TASK BRIEF. Output the entries below exactly as written, omitting pictures.

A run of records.
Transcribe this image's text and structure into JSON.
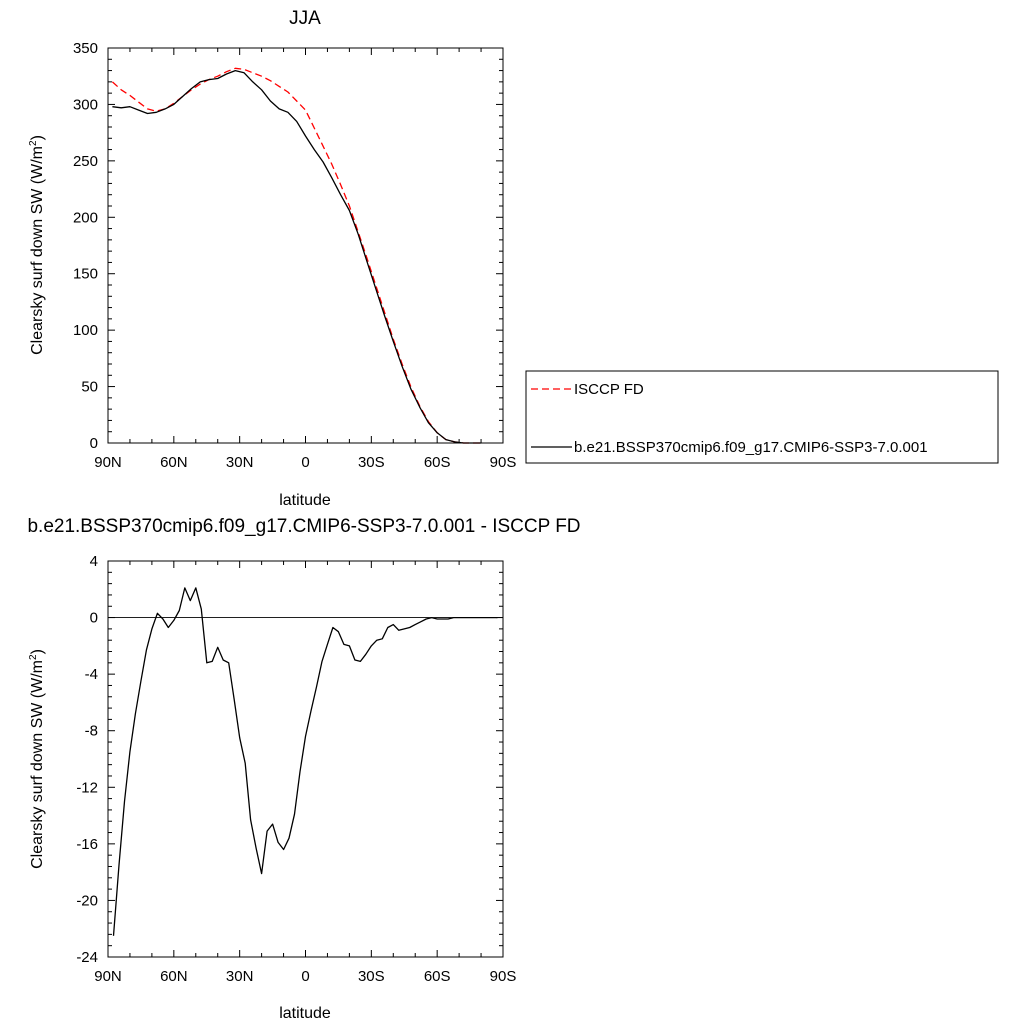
{
  "chart_data": [
    {
      "type": "line",
      "title": "JJA",
      "xlabel": "latitude",
      "ylabel": "Clearsky surf down SW (W/m",
      "ylabel_superscript": "2",
      "ylabel_suffix": ")",
      "xlim": [
        90,
        -90
      ],
      "ylim": [
        0,
        350
      ],
      "xticks": [
        90,
        60,
        30,
        0,
        -30,
        -60,
        -90
      ],
      "xtick_labels": [
        "90N",
        "60N",
        "30N",
        "0",
        "30S",
        "60S",
        "90S"
      ],
      "yticks": [
        0,
        50,
        100,
        150,
        200,
        250,
        300,
        350
      ],
      "ytick_labels": [
        "0",
        "50",
        "100",
        "150",
        "200",
        "250",
        "300",
        "350"
      ],
      "legend_position": "right",
      "series": [
        {
          "name": "ISCCP FD",
          "color": "#ff0000",
          "style": "dashed",
          "x": [
            88,
            84,
            80,
            76,
            72,
            68,
            64,
            60,
            56,
            52,
            48,
            44,
            40,
            36,
            32,
            28,
            24,
            20,
            16,
            12,
            8,
            4,
            0,
            -4,
            -8,
            -12,
            -16,
            -20,
            -24,
            -28,
            -32,
            -36,
            -40,
            -44,
            -48,
            -52,
            -56,
            -60,
            -64,
            -68,
            -72,
            -76,
            -80
          ],
          "y": [
            320,
            313,
            308,
            302,
            296,
            294,
            296,
            301,
            307,
            313,
            318,
            322,
            325,
            329,
            332,
            331,
            328,
            325,
            321,
            316,
            311,
            303,
            295,
            279,
            263,
            247,
            229,
            210,
            187,
            164,
            140,
            116,
            92,
            70,
            50,
            33,
            19,
            9,
            3,
            1,
            0,
            0,
            0
          ]
        },
        {
          "name": "b.e21.BSSP370cmip6.f09_g17.CMIP6-SSP3-7.0.001",
          "color": "#000000",
          "style": "solid",
          "x": [
            88,
            84,
            80,
            76,
            72,
            68,
            64,
            60,
            56,
            52,
            48,
            44,
            40,
            36,
            32,
            28,
            24,
            20,
            16,
            12,
            8,
            4,
            0,
            -4,
            -8,
            -12,
            -16,
            -20,
            -24,
            -28,
            -32,
            -36,
            -40,
            -44,
            -48,
            -52,
            -56,
            -60,
            -64,
            -68,
            -72,
            -76,
            -80
          ],
          "y": [
            298,
            297,
            298,
            295,
            292,
            293,
            296,
            300,
            307,
            314,
            320,
            322,
            323,
            327,
            330,
            328,
            320,
            313,
            303,
            296,
            293,
            285,
            272,
            260,
            249,
            235,
            220,
            206,
            185,
            161,
            137,
            113,
            90,
            68,
            48,
            32,
            18,
            9,
            3,
            1,
            0,
            0,
            0
          ]
        }
      ]
    },
    {
      "type": "line",
      "title": "b.e21.BSSP370cmip6.f09_g17.CMIP6-SSP3-7.0.001 - ISCCP FD",
      "xlabel": "latitude",
      "ylabel": "Clearsky surf down SW (W/m",
      "ylabel_superscript": "2",
      "ylabel_suffix": ")",
      "xlim": [
        90,
        -90
      ],
      "ylim": [
        -24,
        4
      ],
      "xticks": [
        90,
        60,
        30,
        0,
        -30,
        -60,
        -90
      ],
      "xtick_labels": [
        "90N",
        "60N",
        "30N",
        "0",
        "30S",
        "60S",
        "90S"
      ],
      "yticks": [
        -24,
        -20,
        -16,
        -12,
        -8,
        -4,
        0,
        4
      ],
      "ytick_labels": [
        "-24",
        "-20",
        "-16",
        "-12",
        "-8",
        "-4",
        "0",
        "4"
      ],
      "series": [
        {
          "name": "",
          "color": "#000000",
          "style": "solid",
          "x": [
            87.5,
            85,
            82.5,
            80,
            77.5,
            75,
            72.5,
            70,
            67.5,
            65,
            62.5,
            60,
            57.5,
            55,
            52.5,
            50,
            47.5,
            45,
            42.5,
            40,
            37.5,
            35,
            32.5,
            30,
            27.5,
            25,
            22.5,
            20,
            17.5,
            15,
            12.5,
            10,
            7.5,
            5,
            2.5,
            0,
            -2.5,
            -5,
            -7.5,
            -10,
            -12.5,
            -15,
            -17.5,
            -20,
            -22.5,
            -25,
            -27.5,
            -30,
            -32.5,
            -35,
            -37.5,
            -40,
            -42.5,
            -45,
            -47.5,
            -50,
            -52.5,
            -55,
            -57.5,
            -60,
            -62.5,
            -65,
            -67.5,
            -70,
            -72.5,
            -75,
            -77.5,
            -80,
            -82.5,
            -85,
            -87.5
          ],
          "y": [
            -22.5,
            -17.5,
            -13,
            -9.5,
            -6.8,
            -4.5,
            -2.3,
            -0.8,
            0.3,
            -0.1,
            -0.7,
            -0.2,
            0.5,
            2.1,
            1.2,
            2.1,
            0.6,
            -3.2,
            -3.1,
            -2.1,
            -3.0,
            -3.2,
            -5.8,
            -8.5,
            -10.3,
            -14.3,
            -16.3,
            -18.1,
            -15.1,
            -14.6,
            -15.9,
            -16.4,
            -15.6,
            -13.9,
            -10.9,
            -8.4,
            -6.6,
            -4.9,
            -3.1,
            -1.9,
            -0.7,
            -1.0,
            -1.9,
            -2.0,
            -3.0,
            -3.1,
            -2.6,
            -2.0,
            -1.6,
            -1.5,
            -0.7,
            -0.5,
            -0.9,
            -0.8,
            -0.7,
            -0.5,
            -0.3,
            -0.1,
            0.0,
            -0.1,
            -0.1,
            -0.1,
            0.0,
            0.0,
            0.0,
            0.0,
            0.0,
            0.0,
            0.0,
            0.0,
            0.0
          ]
        }
      ]
    }
  ]
}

SOLUTION.
Transcribe this image's text and structure into JSON.
{
  "chart_data": [
    {
      "type": "line",
      "title": "JJA",
      "xlabel": "latitude",
      "ylabel": "Clearsky surf down SW (W/m",
      "ylabel_superscript": "2",
      "ylabel_suffix": ")",
      "xlim": [
        90,
        -90
      ],
      "ylim": [
        0,
        350
      ],
      "xticks": [
        90,
        60,
        30,
        0,
        -30,
        -60,
        -90
      ],
      "xtick_labels": [
        "90N",
        "60N",
        "30N",
        "0",
        "30S",
        "60S",
        "90S"
      ],
      "yticks": [
        0,
        50,
        100,
        150,
        200,
        250,
        300,
        350
      ],
      "ytick_labels": [
        "0",
        "50",
        "100",
        "150",
        "200",
        "250",
        "300",
        "350"
      ],
      "legend_position": "right",
      "series": [
        {
          "name": "ISCCP FD",
          "color": "#ff0000",
          "style": "dashed",
          "x": [
            88,
            84,
            80,
            76,
            72,
            68,
            64,
            60,
            56,
            52,
            48,
            44,
            40,
            36,
            32,
            28,
            24,
            20,
            16,
            12,
            8,
            4,
            0,
            -4,
            -8,
            -12,
            -16,
            -20,
            -24,
            -28,
            -32,
            -36,
            -40,
            -44,
            -48,
            -52,
            -56,
            -60,
            -64,
            -68,
            -72,
            -76,
            -80
          ],
          "y": [
            320,
            313,
            308,
            302,
            296,
            294,
            296,
            301,
            307,
            313,
            318,
            322,
            325,
            329,
            332,
            331,
            328,
            325,
            321,
            316,
            311,
            303,
            295,
            279,
            263,
            247,
            229,
            210,
            187,
            164,
            140,
            116,
            92,
            70,
            50,
            33,
            19,
            9,
            3,
            1,
            0,
            0,
            0
          ]
        },
        {
          "name": "b.e21.BSSP370cmip6.f09_g17.CMIP6-SSP3-7.0.001",
          "color": "#000000",
          "style": "solid",
          "x": [
            88,
            84,
            80,
            76,
            72,
            68,
            64,
            60,
            56,
            52,
            48,
            44,
            40,
            36,
            32,
            28,
            24,
            20,
            16,
            12,
            8,
            4,
            0,
            -4,
            -8,
            -12,
            -16,
            -20,
            -24,
            -28,
            -32,
            -36,
            -40,
            -44,
            -48,
            -52,
            -56,
            -60,
            -64,
            -68,
            -72,
            -76,
            -80
          ],
          "y": [
            298,
            297,
            298,
            295,
            292,
            293,
            296,
            300,
            307,
            314,
            320,
            322,
            323,
            327,
            330,
            328,
            320,
            313,
            303,
            296,
            293,
            285,
            272,
            260,
            249,
            235,
            220,
            206,
            185,
            161,
            137,
            113,
            90,
            68,
            48,
            32,
            18,
            9,
            3,
            1,
            0,
            0,
            0
          ]
        }
      ]
    },
    {
      "type": "line",
      "title": "b.e21.BSSP370cmip6.f09_g17.CMIP6-SSP3-7.0.001 - ISCCP FD",
      "xlabel": "latitude",
      "ylabel": "Clearsky surf down SW (W/m",
      "ylabel_superscript": "2",
      "ylabel_suffix": ")",
      "xlim": [
        90,
        -90
      ],
      "ylim": [
        -24,
        4
      ],
      "xticks": [
        90,
        60,
        30,
        0,
        -30,
        -60,
        -90
      ],
      "xtick_labels": [
        "90N",
        "60N",
        "30N",
        "0",
        "30S",
        "60S",
        "90S"
      ],
      "yticks": [
        -24,
        -20,
        -16,
        -12,
        -8,
        -4,
        0,
        4
      ],
      "ytick_labels": [
        "-24",
        "-20",
        "-16",
        "-12",
        "-8",
        "-4",
        "0",
        "4"
      ],
      "series": [
        {
          "name": "",
          "color": "#000000",
          "style": "solid",
          "x": [
            87.5,
            85,
            82.5,
            80,
            77.5,
            75,
            72.5,
            70,
            67.5,
            65,
            62.5,
            60,
            57.5,
            55,
            52.5,
            50,
            47.5,
            45,
            42.5,
            40,
            37.5,
            35,
            32.5,
            30,
            27.5,
            25,
            22.5,
            20,
            17.5,
            15,
            12.5,
            10,
            7.5,
            5,
            2.5,
            0,
            -2.5,
            -5,
            -7.5,
            -10,
            -12.5,
            -15,
            -17.5,
            -20,
            -22.5,
            -25,
            -27.5,
            -30,
            -32.5,
            -35,
            -37.5,
            -40,
            -42.5,
            -45,
            -47.5,
            -50,
            -52.5,
            -55,
            -57.5,
            -60,
            -62.5,
            -65,
            -67.5,
            -70,
            -72.5,
            -75,
            -77.5,
            -80,
            -82.5,
            -85,
            -87.5
          ],
          "y": [
            -22.5,
            -17.5,
            -13,
            -9.5,
            -6.8,
            -4.5,
            -2.3,
            -0.8,
            0.3,
            -0.1,
            -0.7,
            -0.2,
            0.5,
            2.1,
            1.2,
            2.1,
            0.6,
            -3.2,
            -3.1,
            -2.1,
            -3.0,
            -3.2,
            -5.8,
            -8.5,
            -10.3,
            -14.3,
            -16.3,
            -18.1,
            -15.1,
            -14.6,
            -15.9,
            -16.4,
            -15.6,
            -13.9,
            -10.9,
            -8.4,
            -6.6,
            -4.9,
            -3.1,
            -1.9,
            -0.7,
            -1.0,
            -1.9,
            -2.0,
            -3.0,
            -3.1,
            -2.6,
            -2.0,
            -1.6,
            -1.5,
            -0.7,
            -0.5,
            -0.9,
            -0.8,
            -0.7,
            -0.5,
            -0.3,
            -0.1,
            0.0,
            -0.1,
            -0.1,
            -0.1,
            0.0,
            0.0,
            0.0,
            0.0,
            0.0,
            0.0,
            0.0,
            0.0,
            0.0
          ]
        }
      ]
    }
  ]
}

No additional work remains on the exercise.